### [Data shown]
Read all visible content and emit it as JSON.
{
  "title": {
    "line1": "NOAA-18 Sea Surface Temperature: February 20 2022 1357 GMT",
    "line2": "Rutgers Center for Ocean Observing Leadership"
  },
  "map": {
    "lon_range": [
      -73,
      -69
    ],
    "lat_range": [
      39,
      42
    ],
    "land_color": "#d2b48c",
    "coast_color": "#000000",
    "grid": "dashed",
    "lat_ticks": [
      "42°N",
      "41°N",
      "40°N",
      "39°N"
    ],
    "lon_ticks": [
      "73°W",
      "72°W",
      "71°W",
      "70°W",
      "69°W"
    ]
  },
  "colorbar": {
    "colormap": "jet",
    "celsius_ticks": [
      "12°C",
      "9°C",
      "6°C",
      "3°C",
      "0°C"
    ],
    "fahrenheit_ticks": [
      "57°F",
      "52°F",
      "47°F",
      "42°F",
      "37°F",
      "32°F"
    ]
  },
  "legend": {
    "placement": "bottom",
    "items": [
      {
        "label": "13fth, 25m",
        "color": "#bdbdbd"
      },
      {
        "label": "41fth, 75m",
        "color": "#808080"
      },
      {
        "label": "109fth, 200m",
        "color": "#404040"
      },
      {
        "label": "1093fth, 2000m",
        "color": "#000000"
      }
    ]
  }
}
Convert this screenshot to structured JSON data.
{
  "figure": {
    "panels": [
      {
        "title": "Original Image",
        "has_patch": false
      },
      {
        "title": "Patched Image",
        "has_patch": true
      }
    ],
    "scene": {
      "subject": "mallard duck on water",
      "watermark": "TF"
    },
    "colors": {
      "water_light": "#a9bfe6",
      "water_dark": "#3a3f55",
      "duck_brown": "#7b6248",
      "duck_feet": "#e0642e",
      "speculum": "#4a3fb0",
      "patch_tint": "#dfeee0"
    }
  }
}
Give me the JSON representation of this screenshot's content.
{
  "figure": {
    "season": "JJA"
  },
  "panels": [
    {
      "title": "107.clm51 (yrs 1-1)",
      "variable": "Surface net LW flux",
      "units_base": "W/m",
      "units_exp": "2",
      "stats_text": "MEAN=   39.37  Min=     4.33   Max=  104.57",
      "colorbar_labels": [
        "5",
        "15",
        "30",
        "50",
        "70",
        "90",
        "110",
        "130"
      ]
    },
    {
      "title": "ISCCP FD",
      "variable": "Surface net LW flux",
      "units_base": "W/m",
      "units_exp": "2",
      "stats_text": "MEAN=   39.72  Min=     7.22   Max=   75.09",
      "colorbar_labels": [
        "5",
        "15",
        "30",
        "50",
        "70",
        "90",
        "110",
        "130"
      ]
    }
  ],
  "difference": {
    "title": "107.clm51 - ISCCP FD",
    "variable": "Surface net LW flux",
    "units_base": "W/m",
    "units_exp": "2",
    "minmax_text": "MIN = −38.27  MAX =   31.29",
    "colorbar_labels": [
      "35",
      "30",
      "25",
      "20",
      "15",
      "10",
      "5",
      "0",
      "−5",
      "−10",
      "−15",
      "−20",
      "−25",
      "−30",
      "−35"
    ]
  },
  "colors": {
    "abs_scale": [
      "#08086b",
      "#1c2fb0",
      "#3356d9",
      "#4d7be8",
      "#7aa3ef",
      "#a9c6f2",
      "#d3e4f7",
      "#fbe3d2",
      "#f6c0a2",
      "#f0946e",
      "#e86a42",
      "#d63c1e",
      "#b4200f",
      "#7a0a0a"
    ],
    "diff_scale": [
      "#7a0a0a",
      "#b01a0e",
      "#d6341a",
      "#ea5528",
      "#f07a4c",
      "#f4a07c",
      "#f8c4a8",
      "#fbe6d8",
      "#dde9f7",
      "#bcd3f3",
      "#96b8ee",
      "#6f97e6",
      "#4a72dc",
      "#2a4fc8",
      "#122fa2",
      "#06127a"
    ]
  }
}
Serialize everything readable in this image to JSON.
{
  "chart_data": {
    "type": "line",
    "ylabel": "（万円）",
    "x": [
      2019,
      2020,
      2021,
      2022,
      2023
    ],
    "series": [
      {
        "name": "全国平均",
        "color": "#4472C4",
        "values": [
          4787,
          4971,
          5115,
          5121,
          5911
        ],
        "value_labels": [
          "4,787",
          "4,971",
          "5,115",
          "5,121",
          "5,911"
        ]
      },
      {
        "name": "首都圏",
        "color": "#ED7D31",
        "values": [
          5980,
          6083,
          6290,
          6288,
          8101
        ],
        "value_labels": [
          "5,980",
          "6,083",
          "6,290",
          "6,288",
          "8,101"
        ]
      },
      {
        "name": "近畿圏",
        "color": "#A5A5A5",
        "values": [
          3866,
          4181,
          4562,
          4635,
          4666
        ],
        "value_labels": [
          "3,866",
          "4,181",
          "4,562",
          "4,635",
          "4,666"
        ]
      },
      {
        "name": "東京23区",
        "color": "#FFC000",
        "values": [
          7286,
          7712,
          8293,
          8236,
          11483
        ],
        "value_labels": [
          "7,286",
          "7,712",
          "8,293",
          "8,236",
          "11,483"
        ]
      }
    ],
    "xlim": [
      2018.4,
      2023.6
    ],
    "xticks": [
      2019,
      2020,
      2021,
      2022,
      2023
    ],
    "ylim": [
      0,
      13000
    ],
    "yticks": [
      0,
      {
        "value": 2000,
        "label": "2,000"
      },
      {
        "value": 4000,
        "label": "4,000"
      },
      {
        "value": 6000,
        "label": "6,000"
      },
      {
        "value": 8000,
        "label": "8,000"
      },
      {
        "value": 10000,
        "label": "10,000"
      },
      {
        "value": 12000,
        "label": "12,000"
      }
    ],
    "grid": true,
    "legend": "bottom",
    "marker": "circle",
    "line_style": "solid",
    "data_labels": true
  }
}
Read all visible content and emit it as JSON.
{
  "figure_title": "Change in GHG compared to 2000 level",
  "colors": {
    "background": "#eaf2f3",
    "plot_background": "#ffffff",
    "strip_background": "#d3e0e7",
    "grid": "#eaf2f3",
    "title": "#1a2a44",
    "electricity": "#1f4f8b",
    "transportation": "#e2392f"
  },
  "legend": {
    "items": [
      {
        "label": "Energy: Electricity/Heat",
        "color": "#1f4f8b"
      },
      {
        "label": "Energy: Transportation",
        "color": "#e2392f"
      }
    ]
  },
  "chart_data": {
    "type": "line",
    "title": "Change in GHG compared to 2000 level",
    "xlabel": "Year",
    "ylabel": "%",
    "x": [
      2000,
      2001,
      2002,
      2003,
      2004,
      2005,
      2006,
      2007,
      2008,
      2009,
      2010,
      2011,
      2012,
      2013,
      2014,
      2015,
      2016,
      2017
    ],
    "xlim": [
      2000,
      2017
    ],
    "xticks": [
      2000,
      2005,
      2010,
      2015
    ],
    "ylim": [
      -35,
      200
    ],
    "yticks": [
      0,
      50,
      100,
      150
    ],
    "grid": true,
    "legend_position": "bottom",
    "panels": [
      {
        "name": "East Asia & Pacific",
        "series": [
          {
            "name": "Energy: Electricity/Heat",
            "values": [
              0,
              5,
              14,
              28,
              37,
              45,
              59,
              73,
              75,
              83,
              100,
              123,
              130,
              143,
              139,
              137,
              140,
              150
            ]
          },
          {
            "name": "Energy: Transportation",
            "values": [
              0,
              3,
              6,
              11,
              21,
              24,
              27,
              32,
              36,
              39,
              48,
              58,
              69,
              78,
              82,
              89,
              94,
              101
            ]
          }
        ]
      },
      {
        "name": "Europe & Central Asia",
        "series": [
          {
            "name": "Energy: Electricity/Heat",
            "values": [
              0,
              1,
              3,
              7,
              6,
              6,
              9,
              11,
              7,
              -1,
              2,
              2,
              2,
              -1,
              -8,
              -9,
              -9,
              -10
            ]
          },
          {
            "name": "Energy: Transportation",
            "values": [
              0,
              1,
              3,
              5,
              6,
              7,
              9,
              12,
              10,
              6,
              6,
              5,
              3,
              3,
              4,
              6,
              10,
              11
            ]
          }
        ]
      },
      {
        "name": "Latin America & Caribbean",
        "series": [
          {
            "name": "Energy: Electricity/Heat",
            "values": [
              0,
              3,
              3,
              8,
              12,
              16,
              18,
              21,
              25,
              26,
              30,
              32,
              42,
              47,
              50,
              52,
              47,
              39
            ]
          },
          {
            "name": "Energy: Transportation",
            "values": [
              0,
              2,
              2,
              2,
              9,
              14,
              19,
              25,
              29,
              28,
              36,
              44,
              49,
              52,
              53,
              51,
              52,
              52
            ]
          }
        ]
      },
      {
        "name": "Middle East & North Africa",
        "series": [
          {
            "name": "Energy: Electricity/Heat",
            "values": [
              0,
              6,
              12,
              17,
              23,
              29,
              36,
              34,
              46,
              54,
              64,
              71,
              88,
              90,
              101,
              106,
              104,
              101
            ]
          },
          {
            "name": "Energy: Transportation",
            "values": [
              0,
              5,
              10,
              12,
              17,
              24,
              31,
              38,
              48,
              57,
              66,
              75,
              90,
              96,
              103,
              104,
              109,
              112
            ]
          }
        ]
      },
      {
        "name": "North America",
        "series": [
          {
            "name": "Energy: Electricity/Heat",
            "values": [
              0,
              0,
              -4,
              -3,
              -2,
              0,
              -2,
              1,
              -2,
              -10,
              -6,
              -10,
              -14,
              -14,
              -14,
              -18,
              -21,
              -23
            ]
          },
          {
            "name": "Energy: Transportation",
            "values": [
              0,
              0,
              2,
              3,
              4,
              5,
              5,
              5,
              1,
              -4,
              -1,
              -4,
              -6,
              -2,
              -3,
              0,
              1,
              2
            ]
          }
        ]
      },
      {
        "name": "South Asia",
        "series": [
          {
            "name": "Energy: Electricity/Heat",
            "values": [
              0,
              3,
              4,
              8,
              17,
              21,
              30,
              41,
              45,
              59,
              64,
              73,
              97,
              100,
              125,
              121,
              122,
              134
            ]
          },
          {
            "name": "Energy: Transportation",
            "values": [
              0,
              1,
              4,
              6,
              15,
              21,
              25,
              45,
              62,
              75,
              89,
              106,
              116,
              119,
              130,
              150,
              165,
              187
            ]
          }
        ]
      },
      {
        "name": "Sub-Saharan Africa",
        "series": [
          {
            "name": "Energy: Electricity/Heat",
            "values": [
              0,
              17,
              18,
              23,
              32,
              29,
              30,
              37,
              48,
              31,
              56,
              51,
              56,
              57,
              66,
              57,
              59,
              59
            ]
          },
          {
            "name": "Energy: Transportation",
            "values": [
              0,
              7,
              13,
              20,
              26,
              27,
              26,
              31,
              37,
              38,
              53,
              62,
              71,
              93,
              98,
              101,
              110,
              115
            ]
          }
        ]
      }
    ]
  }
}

### [Objective]
List each line in the listing that contains the string "North".

### [Written answer]
        "name": "Middle East & North Africa",
        "name": "North America",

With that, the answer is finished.